What the exercise asks.
Answer these questions from the model family excerpt:
(a) What context length does gemma4-e4b-claude-coder-admin use?
(b) What command is given for driving Claude Code locally?
(c) Up to what context length does base Gemma 4 E2B/E4B natively support?

Excerpted text.

Content starts

Models in the family

Model	Base	Context	Purpose
gemma4-e2b-claude-coder	Gemma 4 E2B (eff. 2B / 5.1B with embeddings)	64K	Fast everyday coding agent — edits, autocomplete, short agent loops. Lightest on memory.
gemma4-e4b-claude-coder	Gemma 4 E4B (eff. 4B / 8B with embeddings)	64K	Stronger coding agent — better reasoning and tool use on larger tasks.
gemma4-e4b-claude-coder-admin	Gemma 4 E4B	32K	Administration and system tasks (scripts, shell, devops). Smaller context fits 100% in GPU for higher, stable throughput.

What it’s for

Driving Claude Code locally (ollama launch claude --model <name>).
Agentic code writing and editing with native function calling / tool use.
Administration and devops tasks on a server (the admin variant).
Full privacy and offline operation — no code sent to the cloud.

Context

Coders (E2B / E4B): 64K tokens — matching Claude Code’s recommendation (64K minimum).
Admin (E4B): 32K tokens — a deliberate trade-off for 16 GB hardware that keeps the model entirely on the GPU.
Base Gemma 4 E2B/E4B natively supports up to 128K, so context can be raised on stronger hardware.

Content ends

Record set.
Content starts

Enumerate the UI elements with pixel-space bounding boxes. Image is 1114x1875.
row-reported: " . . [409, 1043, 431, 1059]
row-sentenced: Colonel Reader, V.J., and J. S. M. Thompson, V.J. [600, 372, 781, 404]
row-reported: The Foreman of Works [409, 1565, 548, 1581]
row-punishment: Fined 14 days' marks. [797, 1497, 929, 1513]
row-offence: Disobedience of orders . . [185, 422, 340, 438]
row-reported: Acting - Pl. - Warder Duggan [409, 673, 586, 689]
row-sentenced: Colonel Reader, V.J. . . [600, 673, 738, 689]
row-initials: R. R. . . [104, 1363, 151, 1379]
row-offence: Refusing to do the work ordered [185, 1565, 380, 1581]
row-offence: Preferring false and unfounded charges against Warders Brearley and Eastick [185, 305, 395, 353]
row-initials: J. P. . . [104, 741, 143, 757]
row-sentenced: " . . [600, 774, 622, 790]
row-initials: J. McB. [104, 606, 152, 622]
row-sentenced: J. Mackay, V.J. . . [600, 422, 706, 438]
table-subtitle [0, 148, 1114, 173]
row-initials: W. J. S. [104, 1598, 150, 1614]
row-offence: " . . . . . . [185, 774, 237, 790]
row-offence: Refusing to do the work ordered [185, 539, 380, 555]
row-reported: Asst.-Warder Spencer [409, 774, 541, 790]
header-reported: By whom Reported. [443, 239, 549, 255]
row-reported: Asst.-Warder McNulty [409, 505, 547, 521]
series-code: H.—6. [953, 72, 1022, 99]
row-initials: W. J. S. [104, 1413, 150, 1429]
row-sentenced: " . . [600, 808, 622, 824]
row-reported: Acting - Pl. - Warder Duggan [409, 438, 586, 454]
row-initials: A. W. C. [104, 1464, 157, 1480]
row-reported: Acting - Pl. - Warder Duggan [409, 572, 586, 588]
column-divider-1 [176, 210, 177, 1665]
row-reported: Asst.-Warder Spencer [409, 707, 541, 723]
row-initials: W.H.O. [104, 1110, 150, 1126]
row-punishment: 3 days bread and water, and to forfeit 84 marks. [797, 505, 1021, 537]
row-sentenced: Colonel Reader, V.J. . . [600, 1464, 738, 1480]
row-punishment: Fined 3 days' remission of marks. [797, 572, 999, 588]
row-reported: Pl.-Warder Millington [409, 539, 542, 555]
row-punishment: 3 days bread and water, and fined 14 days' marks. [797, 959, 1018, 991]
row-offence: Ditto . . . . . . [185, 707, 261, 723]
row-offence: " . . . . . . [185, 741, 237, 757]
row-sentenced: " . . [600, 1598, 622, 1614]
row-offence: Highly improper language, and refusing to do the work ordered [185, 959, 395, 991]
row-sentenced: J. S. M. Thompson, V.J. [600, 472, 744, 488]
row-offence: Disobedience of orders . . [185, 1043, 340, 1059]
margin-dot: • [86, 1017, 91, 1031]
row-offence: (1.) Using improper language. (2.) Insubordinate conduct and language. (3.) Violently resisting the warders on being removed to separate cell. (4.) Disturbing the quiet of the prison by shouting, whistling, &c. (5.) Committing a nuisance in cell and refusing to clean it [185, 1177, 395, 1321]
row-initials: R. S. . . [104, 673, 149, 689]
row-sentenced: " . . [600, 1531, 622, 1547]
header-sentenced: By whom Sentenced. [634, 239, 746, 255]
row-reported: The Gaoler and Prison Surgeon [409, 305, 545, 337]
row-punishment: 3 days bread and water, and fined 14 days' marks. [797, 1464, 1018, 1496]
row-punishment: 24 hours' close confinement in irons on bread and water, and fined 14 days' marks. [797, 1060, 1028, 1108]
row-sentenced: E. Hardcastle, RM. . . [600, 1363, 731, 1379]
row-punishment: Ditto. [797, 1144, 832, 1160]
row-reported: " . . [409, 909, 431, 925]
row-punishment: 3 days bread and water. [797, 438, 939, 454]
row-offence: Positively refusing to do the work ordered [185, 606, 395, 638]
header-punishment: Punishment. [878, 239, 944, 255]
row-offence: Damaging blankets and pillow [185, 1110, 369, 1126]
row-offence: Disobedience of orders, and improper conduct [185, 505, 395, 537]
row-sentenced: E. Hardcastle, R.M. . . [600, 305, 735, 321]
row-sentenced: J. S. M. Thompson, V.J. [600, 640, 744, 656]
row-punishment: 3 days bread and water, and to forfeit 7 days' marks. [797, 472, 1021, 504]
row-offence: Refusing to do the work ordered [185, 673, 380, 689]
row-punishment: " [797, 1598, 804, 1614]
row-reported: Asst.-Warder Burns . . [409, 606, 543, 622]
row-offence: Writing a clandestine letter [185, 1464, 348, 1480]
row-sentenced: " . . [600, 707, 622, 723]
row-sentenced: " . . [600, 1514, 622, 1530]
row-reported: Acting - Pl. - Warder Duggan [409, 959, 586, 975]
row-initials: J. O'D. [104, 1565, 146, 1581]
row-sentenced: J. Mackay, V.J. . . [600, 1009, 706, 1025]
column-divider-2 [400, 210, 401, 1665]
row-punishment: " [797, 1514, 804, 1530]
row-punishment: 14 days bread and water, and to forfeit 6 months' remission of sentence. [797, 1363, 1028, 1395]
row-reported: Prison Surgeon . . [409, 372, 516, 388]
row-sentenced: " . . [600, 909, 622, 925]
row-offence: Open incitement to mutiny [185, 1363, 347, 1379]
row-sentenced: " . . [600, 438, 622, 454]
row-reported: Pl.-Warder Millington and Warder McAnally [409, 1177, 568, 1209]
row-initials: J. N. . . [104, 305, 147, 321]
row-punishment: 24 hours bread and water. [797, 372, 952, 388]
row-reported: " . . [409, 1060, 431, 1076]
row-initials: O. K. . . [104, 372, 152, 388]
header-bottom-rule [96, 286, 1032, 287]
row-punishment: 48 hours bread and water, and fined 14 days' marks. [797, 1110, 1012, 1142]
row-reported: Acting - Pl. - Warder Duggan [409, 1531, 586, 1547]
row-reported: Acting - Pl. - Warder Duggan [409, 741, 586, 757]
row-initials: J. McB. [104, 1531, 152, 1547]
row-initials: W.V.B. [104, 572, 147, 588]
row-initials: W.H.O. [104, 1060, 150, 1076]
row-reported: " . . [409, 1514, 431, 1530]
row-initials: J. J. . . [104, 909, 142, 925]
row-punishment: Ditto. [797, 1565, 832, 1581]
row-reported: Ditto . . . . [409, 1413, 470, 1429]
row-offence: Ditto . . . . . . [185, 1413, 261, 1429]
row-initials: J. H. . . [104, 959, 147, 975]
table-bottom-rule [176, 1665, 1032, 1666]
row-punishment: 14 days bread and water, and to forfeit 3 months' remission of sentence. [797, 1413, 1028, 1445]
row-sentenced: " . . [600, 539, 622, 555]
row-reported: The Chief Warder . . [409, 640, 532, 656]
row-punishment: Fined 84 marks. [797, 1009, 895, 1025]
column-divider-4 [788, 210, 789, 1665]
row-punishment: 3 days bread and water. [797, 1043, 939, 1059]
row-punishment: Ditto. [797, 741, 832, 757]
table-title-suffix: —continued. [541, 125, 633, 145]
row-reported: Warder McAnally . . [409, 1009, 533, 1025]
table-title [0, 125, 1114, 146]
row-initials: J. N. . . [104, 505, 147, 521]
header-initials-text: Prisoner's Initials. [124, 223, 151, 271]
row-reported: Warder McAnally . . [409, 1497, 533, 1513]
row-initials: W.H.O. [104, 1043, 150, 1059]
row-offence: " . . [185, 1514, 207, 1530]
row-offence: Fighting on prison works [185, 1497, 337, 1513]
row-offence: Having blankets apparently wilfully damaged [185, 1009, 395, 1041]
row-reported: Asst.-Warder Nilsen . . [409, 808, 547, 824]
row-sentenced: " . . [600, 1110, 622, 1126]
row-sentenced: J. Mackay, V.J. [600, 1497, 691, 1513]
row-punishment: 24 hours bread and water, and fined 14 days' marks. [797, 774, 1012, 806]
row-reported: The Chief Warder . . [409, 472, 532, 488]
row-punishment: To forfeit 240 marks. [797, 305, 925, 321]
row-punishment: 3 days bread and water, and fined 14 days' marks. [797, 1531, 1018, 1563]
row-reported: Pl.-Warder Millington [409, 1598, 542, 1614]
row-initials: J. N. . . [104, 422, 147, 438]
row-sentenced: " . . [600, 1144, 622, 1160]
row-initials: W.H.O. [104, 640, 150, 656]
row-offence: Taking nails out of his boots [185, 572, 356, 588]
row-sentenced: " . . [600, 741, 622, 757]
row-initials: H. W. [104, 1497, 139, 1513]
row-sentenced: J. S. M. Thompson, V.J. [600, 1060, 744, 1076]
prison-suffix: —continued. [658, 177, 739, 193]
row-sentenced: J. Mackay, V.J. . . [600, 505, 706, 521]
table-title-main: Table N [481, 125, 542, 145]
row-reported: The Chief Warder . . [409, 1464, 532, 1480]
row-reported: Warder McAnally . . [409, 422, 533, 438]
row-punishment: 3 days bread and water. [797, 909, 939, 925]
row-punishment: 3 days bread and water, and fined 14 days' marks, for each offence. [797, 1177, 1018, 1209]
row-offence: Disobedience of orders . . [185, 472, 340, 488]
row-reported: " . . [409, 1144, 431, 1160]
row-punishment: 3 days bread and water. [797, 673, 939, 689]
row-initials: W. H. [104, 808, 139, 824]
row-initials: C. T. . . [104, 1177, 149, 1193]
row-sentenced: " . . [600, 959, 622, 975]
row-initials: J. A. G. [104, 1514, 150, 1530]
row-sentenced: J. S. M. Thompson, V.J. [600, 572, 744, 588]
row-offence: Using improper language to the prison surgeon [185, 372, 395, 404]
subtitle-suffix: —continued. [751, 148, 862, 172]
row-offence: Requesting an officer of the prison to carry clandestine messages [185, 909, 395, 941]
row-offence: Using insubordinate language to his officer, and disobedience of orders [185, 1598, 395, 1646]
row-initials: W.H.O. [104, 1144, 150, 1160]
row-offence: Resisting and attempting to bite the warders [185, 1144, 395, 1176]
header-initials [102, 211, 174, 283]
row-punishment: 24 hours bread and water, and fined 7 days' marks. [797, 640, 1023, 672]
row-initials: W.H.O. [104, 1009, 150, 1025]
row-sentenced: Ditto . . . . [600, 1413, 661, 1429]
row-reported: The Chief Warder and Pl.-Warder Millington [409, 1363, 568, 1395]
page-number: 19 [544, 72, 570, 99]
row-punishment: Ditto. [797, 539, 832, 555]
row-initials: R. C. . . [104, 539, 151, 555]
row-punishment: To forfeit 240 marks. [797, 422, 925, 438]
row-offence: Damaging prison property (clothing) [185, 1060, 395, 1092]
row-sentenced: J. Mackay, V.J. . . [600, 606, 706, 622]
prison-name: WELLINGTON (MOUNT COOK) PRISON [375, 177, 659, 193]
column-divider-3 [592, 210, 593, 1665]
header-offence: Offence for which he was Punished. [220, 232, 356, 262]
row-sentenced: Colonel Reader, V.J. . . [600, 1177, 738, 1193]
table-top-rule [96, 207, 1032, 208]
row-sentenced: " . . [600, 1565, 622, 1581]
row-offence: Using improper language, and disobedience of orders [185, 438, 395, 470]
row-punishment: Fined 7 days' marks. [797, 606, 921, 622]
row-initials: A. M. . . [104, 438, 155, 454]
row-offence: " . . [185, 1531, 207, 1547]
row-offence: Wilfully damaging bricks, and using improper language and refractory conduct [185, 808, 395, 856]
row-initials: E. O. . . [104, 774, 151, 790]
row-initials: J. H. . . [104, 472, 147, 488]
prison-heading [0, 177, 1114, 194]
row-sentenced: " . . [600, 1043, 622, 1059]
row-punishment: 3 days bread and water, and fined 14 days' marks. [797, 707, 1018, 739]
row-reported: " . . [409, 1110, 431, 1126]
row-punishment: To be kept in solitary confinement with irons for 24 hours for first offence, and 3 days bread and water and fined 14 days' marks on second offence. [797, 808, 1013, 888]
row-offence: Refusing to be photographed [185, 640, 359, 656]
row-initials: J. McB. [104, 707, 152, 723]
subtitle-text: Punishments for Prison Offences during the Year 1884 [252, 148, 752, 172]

Content ends

Task output.
(a) 32K tokens
(b) ollama launch claude --model <name>
(c) 128K